■ **EXERCISE OBJECTIVE**:
Retype all of the data. Every line must match exactly.

-- START THE DATA --

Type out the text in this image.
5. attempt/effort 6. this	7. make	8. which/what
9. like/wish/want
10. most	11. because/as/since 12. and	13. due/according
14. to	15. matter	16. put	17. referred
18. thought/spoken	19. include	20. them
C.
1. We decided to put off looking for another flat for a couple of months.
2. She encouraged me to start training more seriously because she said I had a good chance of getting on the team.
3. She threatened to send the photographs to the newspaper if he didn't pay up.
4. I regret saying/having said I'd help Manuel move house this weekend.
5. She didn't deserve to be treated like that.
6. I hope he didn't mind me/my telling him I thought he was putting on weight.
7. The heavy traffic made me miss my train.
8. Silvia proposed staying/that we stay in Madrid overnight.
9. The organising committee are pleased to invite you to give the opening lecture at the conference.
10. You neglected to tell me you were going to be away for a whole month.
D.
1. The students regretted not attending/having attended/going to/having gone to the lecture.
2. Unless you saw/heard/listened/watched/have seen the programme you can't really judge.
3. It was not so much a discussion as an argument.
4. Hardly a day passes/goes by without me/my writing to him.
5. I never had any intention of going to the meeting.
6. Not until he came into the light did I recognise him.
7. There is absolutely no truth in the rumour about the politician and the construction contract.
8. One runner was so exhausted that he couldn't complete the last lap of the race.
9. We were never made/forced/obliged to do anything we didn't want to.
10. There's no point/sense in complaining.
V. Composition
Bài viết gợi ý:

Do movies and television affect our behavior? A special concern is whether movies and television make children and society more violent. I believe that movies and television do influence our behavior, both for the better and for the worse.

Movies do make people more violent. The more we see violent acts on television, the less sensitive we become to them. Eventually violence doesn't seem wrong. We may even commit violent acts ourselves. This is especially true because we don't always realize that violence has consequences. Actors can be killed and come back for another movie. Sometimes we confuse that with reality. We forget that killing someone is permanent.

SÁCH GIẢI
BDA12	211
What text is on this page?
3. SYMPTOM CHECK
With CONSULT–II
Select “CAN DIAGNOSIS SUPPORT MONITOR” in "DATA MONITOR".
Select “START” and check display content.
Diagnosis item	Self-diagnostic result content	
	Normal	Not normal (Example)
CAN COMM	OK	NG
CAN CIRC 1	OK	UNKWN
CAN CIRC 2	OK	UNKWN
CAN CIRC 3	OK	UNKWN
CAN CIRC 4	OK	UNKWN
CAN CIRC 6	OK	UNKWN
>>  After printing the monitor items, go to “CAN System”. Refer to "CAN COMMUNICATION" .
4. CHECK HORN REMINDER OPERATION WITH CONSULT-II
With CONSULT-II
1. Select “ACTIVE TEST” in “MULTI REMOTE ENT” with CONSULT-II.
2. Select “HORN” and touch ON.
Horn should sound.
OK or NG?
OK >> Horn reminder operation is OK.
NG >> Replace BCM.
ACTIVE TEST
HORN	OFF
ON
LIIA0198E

-- END THE DATA --

■ **EXPECTED OUTPUT**:
Type out the text in this image.
5. attempt/effort 6. this	7. make	8. which/what
9. like/wish/want
10. most	11. because/as/since 12. and	13. due/according
14. to	15. matter	16. put	17. referred
18. thought/spoken	19. include	20. them
C.
1. We decided to put off looking for another flat for a couple of months.
2. She encouraged me to start training more seriously because she said I had a good chance of getting on the team.
3. She threatened to send the photographs to the newspaper if he didn't pay up.
4. I regret saying/having said I'd help Manuel move house this weekend.
5. She didn't deserve to be treated like that.
6. I hope he didn't mind me/my telling him I thought he was putting on weight.
7. The heavy traffic made me miss my train.
8. Silvia proposed staying/that we stay in Madrid overnight.
9. The organising committee are pleased to invite you to give the opening lecture at the conference.
10. You neglected to tell me you were going to be away for a whole month.
D.
1. The students regretted not attending/having attended/going to/having gone to the lecture.
2. Unless you saw/heard/listened/watched/have seen the programme you can't really judge.
3. It was not so much a discussion as an argument.
4. Hardly a day passes/goes by without me/my writing to him.
5. I never had any intention of going to the meeting.
6. Not until he came into the light did I recognise him.
7. There is absolutely no truth in the rumour about the politician and the construction contract.
8. One runner was so exhausted that he couldn't complete the last lap of the race.
9. We were never made/forced/obliged to do anything we didn't want to.
10. There's no point/sense in complaining.
V. Composition
Bài viết gợi ý:

Do movies and television affect our behavior? A special concern is whether movies and television make children and society more violent. I believe that movies and television do influence our behavior, both for the better and for the worse.

Movies do make people more violent. The more we see violent acts on television, the less sensitive we become to them. Eventually violence doesn't seem wrong. We may even commit violent acts ourselves. This is especially true because we don't always realize that violence has consequences. Actors can be killed and come back for another movie. Sometimes we confuse that with reality. We forget that killing someone is permanent.

SÁCH GIẢI
BDA12	211
What text is on this page?
3. SYMPTOM CHECK
With CONSULT–II
Select “CAN DIAGNOSIS SUPPORT MONITOR” in "DATA MONITOR".
Select “START” and check display content.
Diagnosis item	Self-diagnostic result content	
	Normal	Not normal (Example)
CAN COMM	OK	NG
CAN CIRC 1	OK	UNKWN
CAN CIRC 2	OK	UNKWN
CAN CIRC 3	OK	UNKWN
CAN CIRC 4	OK	UNKWN
CAN CIRC 6	OK	UNKWN
>>  After printing the monitor items, go to “CAN System”. Refer to "CAN COMMUNICATION" .
4. CHECK HORN REMINDER OPERATION WITH CONSULT-II
With CONSULT-II
1. Select “ACTIVE TEST” in “MULTI REMOTE ENT” with CONSULT-II.
2. Select “HORN” and touch ON.
Horn should sound.
OK or NG?
OK >> Horn reminder operation is OK.
NG >> Replace BCM.
ACTIVE TEST
HORN	OFF
ON
LIIA0198E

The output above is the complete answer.